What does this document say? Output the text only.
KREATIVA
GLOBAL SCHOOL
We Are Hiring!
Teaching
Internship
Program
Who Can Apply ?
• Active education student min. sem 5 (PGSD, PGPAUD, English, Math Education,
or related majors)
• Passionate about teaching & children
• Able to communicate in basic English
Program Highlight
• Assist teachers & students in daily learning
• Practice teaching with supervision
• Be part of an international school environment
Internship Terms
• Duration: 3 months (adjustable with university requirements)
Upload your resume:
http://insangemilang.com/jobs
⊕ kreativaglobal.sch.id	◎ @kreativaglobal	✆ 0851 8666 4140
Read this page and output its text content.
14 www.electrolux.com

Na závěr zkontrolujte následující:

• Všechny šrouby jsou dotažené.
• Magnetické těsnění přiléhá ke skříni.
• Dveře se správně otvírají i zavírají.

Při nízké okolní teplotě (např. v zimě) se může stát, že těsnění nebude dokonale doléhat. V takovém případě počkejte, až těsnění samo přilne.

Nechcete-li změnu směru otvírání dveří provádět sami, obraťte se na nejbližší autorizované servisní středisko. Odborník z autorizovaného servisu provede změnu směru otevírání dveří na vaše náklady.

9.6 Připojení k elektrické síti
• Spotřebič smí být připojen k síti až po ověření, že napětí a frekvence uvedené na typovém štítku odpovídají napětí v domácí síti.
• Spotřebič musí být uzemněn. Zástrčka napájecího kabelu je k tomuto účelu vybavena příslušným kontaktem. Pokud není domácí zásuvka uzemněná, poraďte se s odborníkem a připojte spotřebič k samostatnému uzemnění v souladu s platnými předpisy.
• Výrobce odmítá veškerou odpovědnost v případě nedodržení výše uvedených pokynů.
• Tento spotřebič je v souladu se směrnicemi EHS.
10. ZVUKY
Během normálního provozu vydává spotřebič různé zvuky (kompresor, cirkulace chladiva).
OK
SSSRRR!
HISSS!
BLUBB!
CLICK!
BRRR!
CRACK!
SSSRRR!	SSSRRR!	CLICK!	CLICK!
—————
> YOUR GOAL:
Pull out all lines from the entries above in which the word "text" appears.

> CORRECT OUTPUT:
What does this document say? Output the text only.
Read this page and output its text content.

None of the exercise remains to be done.